● Requirement: Single out the lines of the material that contain "Sorting" and copy them.

>> BEGIN

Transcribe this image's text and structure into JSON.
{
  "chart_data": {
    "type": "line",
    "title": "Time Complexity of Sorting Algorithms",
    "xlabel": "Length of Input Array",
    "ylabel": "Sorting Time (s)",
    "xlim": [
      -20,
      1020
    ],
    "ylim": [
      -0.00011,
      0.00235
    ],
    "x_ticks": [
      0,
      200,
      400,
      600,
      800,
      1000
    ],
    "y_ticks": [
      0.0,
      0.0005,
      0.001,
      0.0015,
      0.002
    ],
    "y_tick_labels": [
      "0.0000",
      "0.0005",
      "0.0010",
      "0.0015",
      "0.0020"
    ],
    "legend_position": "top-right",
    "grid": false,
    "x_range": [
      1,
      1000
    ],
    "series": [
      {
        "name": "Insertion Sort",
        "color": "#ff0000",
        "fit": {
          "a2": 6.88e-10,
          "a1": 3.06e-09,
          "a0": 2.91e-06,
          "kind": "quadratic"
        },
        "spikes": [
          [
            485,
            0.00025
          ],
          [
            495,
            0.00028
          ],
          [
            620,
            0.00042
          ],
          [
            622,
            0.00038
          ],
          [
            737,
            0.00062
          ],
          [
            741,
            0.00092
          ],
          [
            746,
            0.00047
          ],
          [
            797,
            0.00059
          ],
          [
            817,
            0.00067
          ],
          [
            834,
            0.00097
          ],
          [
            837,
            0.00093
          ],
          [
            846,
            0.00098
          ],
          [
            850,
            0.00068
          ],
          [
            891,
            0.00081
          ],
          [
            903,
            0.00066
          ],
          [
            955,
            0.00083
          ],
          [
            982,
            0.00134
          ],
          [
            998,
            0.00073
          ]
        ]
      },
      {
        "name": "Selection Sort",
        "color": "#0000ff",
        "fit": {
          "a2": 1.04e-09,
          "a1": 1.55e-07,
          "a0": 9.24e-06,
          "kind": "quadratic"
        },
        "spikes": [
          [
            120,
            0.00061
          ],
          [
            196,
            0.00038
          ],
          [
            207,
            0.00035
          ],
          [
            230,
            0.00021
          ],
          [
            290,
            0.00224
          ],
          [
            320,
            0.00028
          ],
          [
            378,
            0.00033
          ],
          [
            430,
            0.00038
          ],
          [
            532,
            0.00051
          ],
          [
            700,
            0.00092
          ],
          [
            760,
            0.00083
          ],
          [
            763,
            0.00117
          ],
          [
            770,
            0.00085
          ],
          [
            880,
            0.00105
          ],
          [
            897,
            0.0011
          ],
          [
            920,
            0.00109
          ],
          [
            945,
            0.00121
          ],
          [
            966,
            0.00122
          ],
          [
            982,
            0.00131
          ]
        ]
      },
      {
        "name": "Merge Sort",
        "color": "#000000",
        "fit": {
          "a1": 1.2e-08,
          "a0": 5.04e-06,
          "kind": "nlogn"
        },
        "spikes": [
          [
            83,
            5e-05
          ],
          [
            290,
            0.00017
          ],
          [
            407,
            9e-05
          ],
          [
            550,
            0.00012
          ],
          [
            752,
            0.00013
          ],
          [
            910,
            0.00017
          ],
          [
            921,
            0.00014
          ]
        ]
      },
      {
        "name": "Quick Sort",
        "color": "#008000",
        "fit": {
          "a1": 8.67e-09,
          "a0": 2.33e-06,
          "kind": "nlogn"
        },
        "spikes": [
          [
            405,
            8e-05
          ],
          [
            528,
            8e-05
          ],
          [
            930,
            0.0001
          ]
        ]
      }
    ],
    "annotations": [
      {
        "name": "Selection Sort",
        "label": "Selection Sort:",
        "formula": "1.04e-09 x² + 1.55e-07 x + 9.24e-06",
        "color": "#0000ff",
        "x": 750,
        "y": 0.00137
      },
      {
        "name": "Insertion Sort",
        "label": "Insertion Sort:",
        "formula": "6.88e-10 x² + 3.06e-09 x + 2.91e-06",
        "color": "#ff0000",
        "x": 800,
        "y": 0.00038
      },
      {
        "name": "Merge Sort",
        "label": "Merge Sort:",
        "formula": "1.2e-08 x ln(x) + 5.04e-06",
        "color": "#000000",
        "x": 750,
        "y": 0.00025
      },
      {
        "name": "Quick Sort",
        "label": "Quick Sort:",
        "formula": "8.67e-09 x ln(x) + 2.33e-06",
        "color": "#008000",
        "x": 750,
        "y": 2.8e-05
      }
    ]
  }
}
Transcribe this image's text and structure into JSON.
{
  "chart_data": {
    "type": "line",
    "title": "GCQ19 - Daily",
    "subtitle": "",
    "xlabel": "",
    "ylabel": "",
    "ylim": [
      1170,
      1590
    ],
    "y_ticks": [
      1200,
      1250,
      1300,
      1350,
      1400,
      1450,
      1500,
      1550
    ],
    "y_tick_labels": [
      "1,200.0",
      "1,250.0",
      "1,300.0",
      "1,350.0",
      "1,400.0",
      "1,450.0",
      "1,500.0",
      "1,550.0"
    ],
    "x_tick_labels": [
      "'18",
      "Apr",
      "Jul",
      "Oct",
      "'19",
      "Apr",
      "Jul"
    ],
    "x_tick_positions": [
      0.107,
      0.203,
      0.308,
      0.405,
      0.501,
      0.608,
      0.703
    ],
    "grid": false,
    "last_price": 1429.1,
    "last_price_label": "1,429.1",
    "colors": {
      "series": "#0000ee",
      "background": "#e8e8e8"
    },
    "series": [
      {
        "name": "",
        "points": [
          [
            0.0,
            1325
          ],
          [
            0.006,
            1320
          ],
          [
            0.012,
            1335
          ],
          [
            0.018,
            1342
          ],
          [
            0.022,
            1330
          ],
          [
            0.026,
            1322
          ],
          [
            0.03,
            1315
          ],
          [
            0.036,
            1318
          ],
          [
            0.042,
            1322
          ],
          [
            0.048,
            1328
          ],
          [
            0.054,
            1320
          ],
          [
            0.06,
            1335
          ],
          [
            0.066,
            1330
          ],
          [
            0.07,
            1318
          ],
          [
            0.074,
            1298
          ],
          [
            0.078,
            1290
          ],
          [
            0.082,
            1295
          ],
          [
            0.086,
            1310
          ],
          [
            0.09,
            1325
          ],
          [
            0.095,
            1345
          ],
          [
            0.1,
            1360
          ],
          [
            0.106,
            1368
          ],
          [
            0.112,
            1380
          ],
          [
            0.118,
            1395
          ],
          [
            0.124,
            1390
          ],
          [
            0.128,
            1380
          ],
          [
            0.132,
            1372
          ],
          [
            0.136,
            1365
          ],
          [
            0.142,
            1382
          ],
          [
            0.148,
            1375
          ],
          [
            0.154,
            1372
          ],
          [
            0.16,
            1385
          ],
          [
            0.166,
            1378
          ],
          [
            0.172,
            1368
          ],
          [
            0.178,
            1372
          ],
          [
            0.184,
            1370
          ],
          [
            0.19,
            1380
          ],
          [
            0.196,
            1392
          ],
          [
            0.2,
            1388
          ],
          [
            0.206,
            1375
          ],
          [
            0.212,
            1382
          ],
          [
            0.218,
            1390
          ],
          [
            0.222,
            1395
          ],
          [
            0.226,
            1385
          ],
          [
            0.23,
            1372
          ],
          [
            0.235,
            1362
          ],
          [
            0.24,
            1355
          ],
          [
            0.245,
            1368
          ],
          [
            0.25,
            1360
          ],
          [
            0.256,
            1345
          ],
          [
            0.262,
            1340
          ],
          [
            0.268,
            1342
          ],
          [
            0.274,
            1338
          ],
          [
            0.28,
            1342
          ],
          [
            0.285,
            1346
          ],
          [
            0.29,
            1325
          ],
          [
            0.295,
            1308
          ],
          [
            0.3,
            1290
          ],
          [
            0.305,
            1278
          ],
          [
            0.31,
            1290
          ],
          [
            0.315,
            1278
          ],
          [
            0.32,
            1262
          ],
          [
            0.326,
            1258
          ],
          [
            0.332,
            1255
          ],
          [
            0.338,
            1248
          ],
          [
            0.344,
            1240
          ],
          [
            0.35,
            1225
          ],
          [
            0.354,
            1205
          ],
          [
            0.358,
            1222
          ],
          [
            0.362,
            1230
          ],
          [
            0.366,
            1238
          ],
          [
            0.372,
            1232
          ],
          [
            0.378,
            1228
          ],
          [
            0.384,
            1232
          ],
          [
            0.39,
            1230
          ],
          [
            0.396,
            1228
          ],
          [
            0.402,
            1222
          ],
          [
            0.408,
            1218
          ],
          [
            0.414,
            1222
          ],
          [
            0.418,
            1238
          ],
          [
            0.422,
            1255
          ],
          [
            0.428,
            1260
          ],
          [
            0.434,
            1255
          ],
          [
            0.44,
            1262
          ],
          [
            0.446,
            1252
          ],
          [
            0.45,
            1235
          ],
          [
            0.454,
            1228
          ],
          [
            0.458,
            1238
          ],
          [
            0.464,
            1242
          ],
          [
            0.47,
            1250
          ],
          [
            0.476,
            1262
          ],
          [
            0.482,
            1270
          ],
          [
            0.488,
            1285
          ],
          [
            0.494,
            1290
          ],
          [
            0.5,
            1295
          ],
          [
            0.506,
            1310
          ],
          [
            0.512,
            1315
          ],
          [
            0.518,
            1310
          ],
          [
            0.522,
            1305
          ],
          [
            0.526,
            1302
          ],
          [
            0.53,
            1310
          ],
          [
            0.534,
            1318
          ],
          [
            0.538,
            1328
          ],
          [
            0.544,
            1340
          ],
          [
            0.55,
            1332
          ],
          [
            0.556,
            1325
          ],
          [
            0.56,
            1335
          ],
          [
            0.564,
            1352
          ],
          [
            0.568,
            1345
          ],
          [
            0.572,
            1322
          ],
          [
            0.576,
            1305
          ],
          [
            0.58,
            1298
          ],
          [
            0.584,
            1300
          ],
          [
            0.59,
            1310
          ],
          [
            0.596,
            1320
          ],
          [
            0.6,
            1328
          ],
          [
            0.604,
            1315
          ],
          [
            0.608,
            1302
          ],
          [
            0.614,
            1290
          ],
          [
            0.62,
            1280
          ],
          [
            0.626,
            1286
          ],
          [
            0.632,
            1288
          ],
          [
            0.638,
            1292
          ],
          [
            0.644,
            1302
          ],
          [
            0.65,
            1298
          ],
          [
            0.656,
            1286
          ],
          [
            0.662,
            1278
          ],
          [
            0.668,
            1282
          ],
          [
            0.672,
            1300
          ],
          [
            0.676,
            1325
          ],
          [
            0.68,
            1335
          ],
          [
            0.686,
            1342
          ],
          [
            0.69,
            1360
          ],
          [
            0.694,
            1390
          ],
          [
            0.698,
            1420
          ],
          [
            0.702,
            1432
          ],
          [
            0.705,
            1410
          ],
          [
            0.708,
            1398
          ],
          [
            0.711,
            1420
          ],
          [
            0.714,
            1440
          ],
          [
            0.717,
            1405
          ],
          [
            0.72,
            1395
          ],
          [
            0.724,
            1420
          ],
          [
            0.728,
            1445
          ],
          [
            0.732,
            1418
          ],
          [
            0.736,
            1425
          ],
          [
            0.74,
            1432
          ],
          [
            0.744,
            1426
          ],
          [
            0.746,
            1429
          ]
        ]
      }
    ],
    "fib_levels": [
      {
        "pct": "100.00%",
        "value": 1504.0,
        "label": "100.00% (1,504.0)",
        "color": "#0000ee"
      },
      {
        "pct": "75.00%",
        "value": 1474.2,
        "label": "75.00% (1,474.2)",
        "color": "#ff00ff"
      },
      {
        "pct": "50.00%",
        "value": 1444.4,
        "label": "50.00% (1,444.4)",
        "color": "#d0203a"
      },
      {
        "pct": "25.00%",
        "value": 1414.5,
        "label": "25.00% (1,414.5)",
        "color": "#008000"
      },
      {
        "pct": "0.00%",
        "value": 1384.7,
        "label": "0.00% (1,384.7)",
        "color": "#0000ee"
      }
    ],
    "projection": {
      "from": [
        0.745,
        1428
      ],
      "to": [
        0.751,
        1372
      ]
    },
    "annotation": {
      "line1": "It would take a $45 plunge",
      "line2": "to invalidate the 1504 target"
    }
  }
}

>> END

● Response to the task:
    "title": "Time Complexity of Sorting Algorithms",
    "ylabel": "Sorting Time (s)",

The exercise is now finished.